● PROBLEM
In the records below, find each line with the word "CMCC" and copy it.

● PROVIDED RECORDS
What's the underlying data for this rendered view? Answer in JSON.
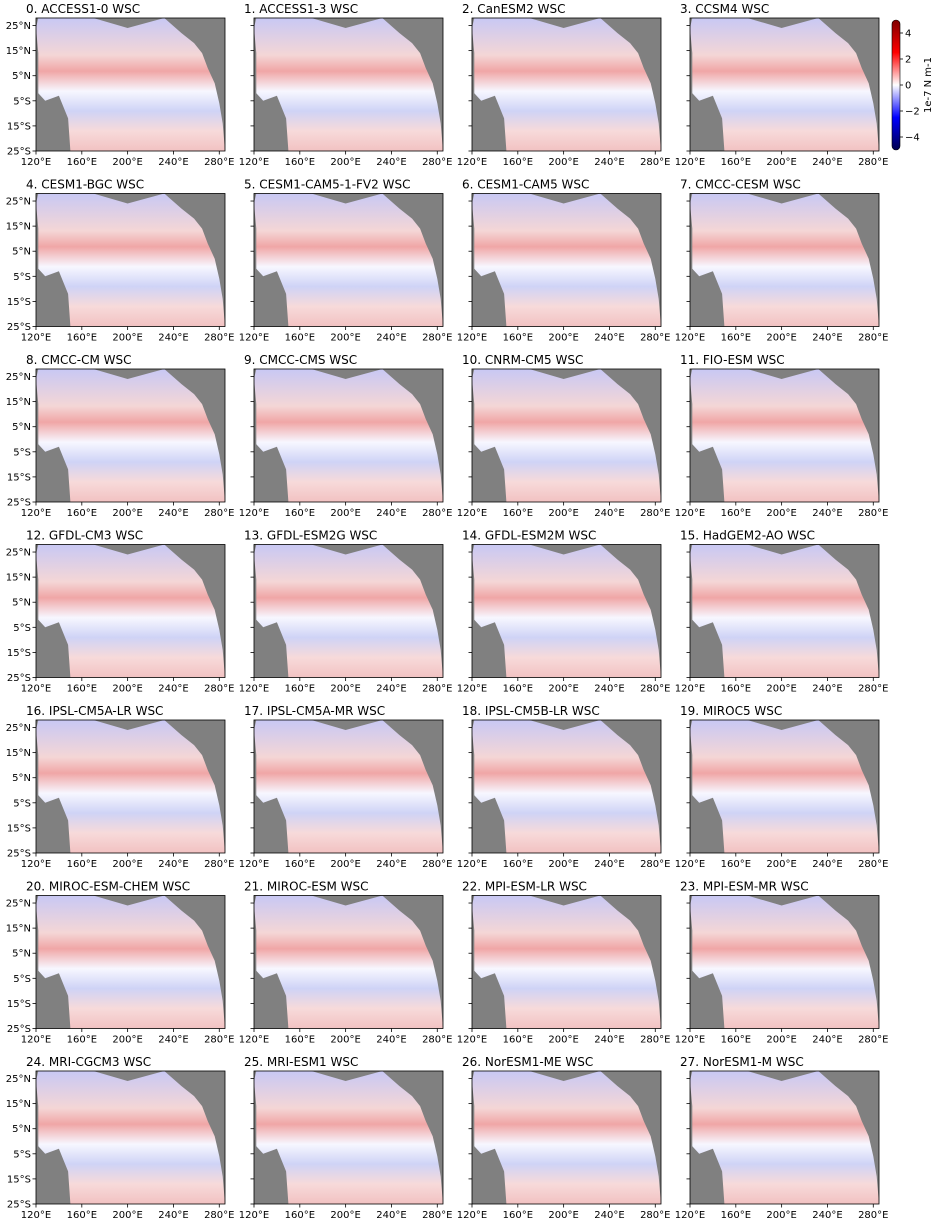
{
  "chart_data": {
    "type": "heatmap",
    "variable": "WSC",
    "x_ticks": [
      "120°E",
      "160°E",
      "200°E",
      "240°E",
      "280°E"
    ],
    "y_ticks": [
      "25°N",
      "15°N",
      "5°N",
      "5°S",
      "15°S",
      "25°S"
    ],
    "xlim": [
      120,
      285
    ],
    "ylim": [
      -25,
      28
    ],
    "colorbar": {
      "label": "1e-7 N m-1",
      "ticks": [
        "4",
        "2",
        "0",
        "−2",
        "−4"
      ],
      "range": [
        -5,
        5
      ],
      "colormap": "seismic",
      "colors": {
        "negative": "#00008b",
        "zero": "#ffffff",
        "positive": "#8b0000",
        "land": "#808080"
      }
    },
    "panels": [
      {
        "title": "0. ACCESS1-0 WSC"
      },
      {
        "title": "1. ACCESS1-3 WSC"
      },
      {
        "title": "2. CanESM2 WSC"
      },
      {
        "title": "3. CCSM4 WSC"
      },
      {
        "title": "4. CESM1-BGC WSC"
      },
      {
        "title": "5. CESM1-CAM5-1-FV2 WSC"
      },
      {
        "title": "6. CESM1-CAM5 WSC"
      },
      {
        "title": "7. CMCC-CESM WSC"
      },
      {
        "title": "8. CMCC-CM WSC"
      },
      {
        "title": "9. CMCC-CMS WSC"
      },
      {
        "title": "10. CNRM-CM5 WSC"
      },
      {
        "title": "11. FIO-ESM WSC"
      },
      {
        "title": "12. GFDL-CM3 WSC"
      },
      {
        "title": "13. GFDL-ESM2G WSC"
      },
      {
        "title": "14. GFDL-ESM2M WSC"
      },
      {
        "title": "15. HadGEM2-AO WSC"
      },
      {
        "title": "16. IPSL-CM5A-LR WSC"
      },
      {
        "title": "17. IPSL-CM5A-MR WSC"
      },
      {
        "title": "18. IPSL-CM5B-LR WSC"
      },
      {
        "title": "19. MIROC5 WSC"
      },
      {
        "title": "20. MIROC-ESM-CHEM WSC"
      },
      {
        "title": "21. MIROC-ESM WSC"
      },
      {
        "title": "22. MPI-ESM-LR WSC"
      },
      {
        "title": "23. MPI-ESM-MR WSC"
      },
      {
        "title": "24. MRI-CGCM3 WSC"
      },
      {
        "title": "25. MRI-ESM1 WSC"
      },
      {
        "title": "26. NorESM1-ME WSC"
      },
      {
        "title": "27. NorESM1-M WSC"
      }
    ]
  }
}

● SOLUTION FOR THIS PROBLEM
        "title": "7. CMCC-CESM WSC"
        "title": "8. CMCC-CM WSC"
        "title": "9. CMCC-CMS WSC"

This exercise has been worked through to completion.